> _REQUIRED WORK_
Report the count of lines below that include "this", without any other text.

> _DATA PROVIDED_
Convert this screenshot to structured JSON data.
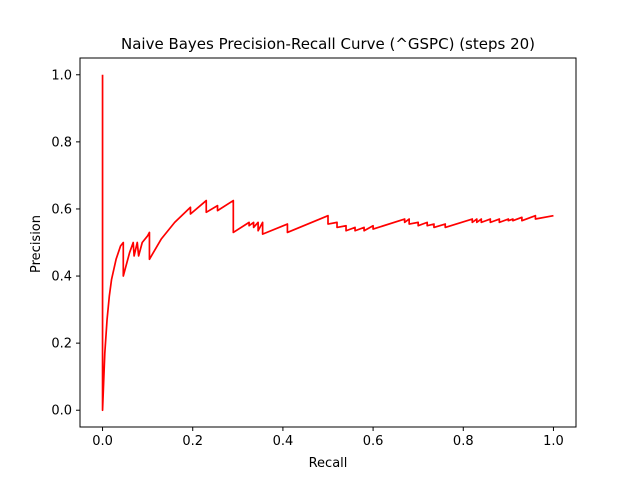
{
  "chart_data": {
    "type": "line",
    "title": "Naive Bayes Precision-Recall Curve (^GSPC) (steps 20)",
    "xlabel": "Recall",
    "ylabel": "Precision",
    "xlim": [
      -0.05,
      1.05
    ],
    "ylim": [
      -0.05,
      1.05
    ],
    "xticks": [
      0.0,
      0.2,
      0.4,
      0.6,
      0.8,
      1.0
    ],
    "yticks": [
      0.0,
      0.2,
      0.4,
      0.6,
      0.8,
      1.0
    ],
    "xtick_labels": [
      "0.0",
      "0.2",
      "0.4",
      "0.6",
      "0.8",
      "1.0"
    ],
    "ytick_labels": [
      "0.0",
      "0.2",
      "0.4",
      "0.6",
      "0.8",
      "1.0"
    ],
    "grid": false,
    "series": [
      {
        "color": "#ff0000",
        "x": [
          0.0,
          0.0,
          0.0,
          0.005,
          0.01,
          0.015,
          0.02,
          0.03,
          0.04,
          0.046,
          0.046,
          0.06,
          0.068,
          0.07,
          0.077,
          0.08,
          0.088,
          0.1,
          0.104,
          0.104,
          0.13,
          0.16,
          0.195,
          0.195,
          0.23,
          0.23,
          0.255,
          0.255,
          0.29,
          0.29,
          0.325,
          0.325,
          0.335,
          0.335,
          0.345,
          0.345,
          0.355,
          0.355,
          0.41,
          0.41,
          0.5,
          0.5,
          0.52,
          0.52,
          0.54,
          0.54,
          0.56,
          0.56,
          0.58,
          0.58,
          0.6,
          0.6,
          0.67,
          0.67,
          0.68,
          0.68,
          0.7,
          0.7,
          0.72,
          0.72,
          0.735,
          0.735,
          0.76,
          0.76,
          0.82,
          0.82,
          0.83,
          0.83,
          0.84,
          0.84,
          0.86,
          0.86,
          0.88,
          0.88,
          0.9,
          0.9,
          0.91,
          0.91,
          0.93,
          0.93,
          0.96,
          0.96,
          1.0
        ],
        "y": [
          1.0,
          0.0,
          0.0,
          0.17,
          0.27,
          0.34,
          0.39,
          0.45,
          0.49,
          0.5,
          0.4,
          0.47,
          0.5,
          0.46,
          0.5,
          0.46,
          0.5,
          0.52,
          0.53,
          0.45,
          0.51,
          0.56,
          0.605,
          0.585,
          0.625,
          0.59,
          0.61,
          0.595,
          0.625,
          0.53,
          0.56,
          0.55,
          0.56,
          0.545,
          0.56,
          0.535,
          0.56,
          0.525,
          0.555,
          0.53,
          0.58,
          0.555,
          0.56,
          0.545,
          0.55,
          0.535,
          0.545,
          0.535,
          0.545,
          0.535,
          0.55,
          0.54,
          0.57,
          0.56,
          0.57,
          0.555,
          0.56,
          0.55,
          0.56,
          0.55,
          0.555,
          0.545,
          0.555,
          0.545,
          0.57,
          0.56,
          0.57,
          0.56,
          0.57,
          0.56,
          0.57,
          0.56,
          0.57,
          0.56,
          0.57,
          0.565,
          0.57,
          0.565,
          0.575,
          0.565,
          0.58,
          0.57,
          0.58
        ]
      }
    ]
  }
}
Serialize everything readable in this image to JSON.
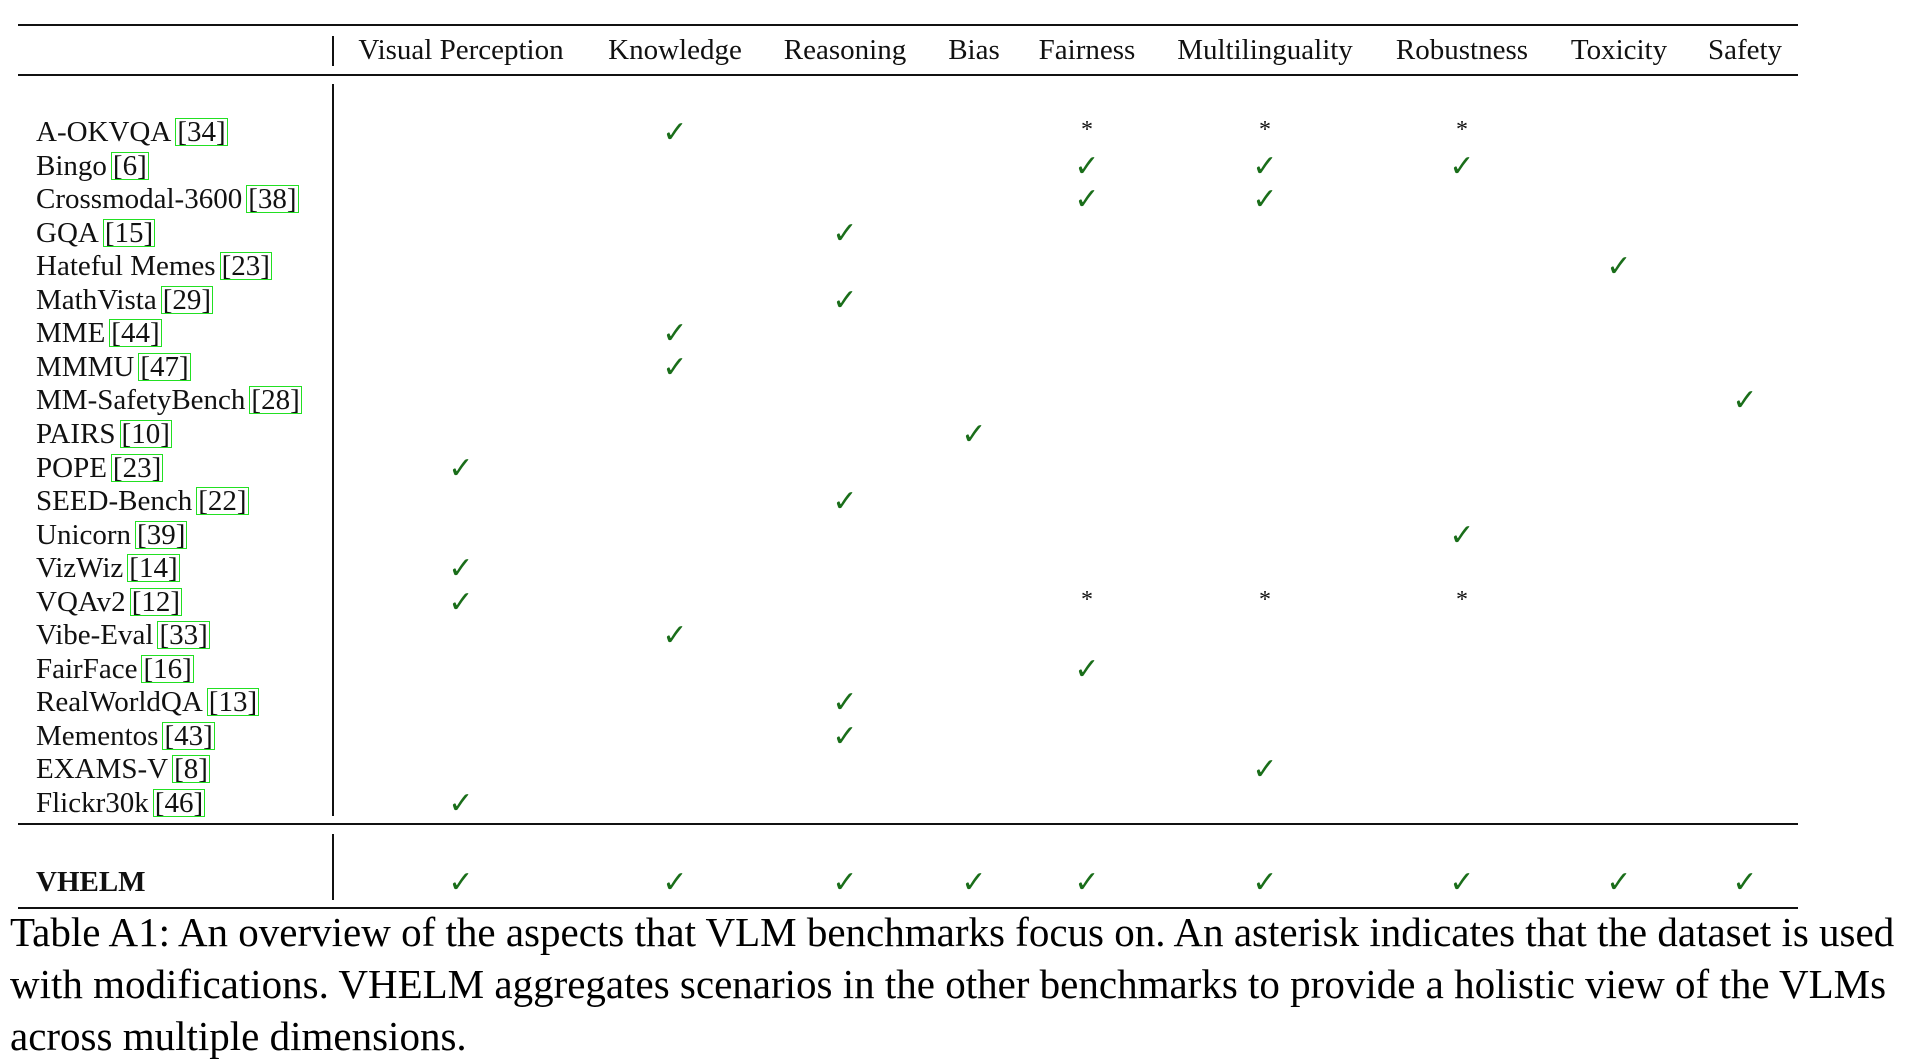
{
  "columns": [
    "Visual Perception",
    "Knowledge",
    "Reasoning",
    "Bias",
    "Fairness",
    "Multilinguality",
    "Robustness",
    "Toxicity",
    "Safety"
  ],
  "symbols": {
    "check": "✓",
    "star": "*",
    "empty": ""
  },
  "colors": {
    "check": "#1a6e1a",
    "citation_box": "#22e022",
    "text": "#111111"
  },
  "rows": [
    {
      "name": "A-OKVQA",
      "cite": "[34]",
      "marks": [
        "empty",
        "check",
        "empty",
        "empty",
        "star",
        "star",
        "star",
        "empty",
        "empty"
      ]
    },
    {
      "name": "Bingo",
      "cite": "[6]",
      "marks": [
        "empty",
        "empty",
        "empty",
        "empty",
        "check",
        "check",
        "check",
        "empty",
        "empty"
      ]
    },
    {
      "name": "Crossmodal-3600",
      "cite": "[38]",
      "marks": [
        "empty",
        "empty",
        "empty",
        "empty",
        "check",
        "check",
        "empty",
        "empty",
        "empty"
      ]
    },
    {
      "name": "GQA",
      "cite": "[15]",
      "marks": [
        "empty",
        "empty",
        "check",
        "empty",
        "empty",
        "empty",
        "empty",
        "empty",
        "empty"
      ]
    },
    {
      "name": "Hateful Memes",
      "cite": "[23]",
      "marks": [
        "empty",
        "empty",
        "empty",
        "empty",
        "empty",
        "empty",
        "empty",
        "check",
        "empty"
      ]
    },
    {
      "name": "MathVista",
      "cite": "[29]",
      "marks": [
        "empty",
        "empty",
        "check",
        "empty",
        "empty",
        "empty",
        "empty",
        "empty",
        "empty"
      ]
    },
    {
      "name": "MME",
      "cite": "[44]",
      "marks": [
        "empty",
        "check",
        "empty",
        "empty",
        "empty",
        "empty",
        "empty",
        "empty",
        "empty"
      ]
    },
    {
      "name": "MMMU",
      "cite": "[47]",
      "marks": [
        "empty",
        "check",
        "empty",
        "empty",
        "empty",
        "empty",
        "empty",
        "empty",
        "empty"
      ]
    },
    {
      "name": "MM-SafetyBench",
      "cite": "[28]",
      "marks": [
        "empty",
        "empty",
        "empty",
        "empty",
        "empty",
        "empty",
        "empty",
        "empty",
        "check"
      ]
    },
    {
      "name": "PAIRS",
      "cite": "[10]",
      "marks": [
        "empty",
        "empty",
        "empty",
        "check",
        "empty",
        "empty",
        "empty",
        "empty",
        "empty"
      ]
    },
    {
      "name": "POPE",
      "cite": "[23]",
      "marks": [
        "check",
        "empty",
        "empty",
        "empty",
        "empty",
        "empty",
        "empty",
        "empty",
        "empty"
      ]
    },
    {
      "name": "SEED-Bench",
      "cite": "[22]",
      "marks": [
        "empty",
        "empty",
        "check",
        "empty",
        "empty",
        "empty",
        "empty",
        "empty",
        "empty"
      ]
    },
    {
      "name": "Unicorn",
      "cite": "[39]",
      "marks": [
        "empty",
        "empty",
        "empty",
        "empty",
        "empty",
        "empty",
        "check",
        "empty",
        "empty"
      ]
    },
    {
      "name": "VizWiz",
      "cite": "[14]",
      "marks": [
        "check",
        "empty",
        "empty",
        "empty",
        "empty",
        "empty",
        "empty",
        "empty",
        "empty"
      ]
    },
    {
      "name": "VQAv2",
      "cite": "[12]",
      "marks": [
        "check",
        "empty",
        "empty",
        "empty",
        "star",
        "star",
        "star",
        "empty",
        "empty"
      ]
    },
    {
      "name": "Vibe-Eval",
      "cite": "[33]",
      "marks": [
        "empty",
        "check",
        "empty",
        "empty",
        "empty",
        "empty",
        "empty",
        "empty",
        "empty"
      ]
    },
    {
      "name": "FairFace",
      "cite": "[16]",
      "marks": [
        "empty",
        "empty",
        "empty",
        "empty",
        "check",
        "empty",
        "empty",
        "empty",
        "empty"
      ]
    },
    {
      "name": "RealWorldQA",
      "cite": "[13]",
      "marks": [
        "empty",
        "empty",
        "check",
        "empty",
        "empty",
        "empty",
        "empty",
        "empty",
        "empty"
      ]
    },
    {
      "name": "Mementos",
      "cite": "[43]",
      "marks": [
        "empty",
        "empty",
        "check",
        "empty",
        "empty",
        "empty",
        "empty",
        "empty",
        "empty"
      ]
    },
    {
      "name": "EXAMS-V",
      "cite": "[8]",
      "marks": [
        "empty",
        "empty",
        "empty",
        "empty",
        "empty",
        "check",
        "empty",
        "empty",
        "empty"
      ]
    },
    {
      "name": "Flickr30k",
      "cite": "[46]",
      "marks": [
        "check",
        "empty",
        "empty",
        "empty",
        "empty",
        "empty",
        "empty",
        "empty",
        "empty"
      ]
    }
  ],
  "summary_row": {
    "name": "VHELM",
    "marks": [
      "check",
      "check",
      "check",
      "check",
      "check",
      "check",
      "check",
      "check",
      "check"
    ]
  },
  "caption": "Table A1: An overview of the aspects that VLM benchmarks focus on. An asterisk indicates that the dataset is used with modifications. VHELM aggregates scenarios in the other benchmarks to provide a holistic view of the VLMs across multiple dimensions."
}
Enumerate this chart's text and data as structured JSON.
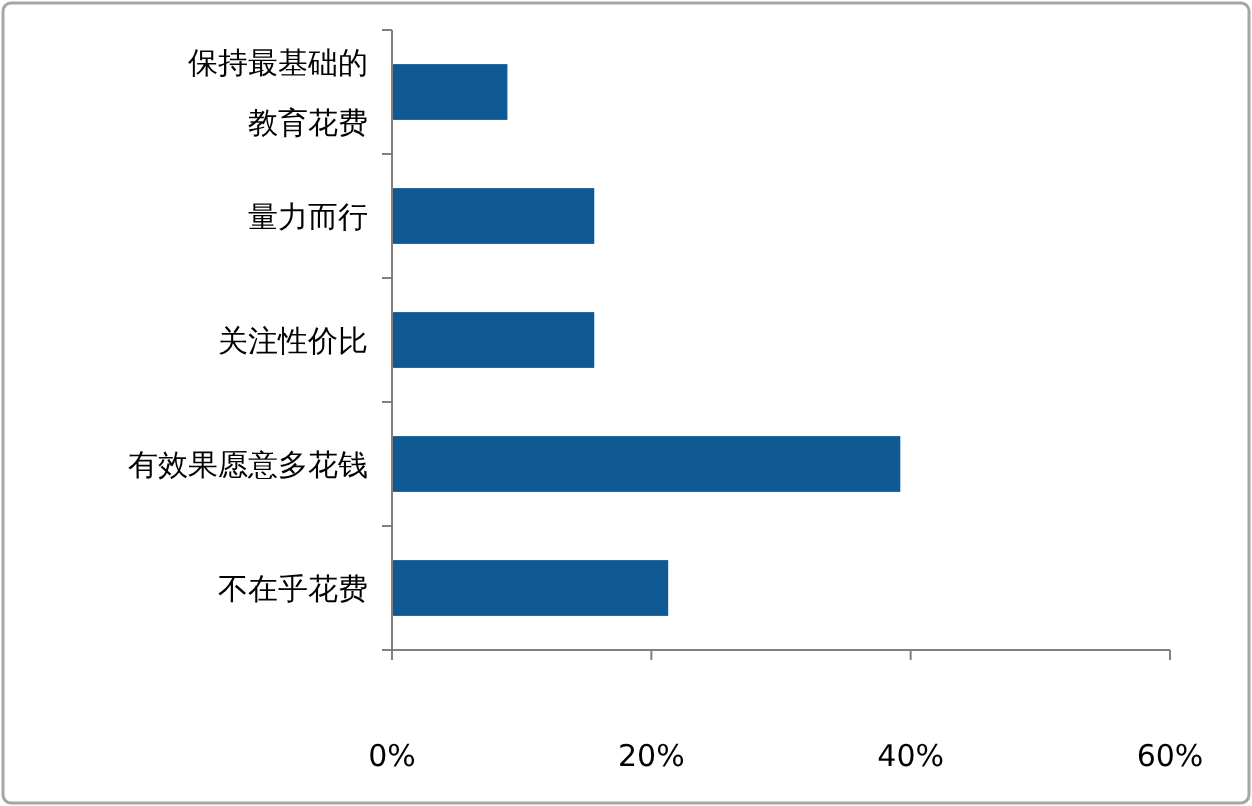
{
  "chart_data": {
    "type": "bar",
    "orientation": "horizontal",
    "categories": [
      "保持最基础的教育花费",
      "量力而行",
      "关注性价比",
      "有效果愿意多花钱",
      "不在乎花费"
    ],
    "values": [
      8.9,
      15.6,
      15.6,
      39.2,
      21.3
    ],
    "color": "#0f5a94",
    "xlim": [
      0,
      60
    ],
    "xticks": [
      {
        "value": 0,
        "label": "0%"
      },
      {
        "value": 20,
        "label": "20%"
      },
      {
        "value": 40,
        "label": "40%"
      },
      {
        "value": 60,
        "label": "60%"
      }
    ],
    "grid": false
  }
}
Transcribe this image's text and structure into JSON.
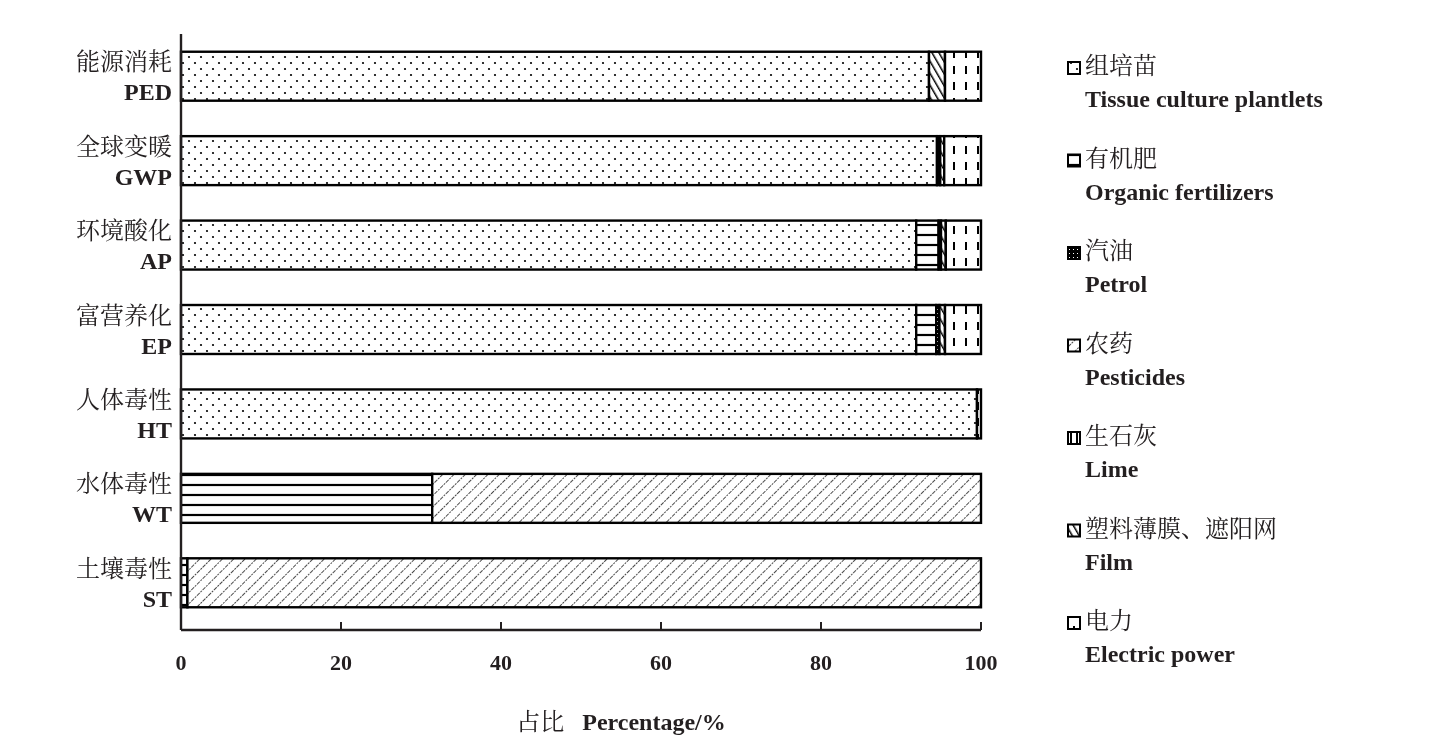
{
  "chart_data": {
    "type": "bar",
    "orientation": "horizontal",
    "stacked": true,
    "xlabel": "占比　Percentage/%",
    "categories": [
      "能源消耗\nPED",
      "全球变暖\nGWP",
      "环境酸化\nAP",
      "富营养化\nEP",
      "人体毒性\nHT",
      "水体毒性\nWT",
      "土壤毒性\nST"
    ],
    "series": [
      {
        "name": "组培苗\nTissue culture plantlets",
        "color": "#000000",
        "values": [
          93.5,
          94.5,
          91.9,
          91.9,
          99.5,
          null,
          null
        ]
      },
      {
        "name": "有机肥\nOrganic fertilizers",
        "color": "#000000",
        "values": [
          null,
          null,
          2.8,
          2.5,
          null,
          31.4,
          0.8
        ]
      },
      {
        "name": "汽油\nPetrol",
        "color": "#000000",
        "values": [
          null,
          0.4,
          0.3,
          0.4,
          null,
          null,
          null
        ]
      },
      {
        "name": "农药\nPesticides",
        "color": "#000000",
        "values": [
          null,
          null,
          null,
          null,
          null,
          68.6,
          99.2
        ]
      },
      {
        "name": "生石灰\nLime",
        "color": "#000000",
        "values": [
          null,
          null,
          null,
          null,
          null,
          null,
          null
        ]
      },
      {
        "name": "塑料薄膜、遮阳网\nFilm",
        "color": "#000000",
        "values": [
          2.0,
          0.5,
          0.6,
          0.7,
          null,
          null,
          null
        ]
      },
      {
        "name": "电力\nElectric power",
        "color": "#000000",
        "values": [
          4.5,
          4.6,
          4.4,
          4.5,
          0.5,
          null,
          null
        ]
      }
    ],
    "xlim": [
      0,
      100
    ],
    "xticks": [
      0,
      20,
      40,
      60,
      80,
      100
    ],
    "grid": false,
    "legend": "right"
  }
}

> _SOLUTION BELOW_
4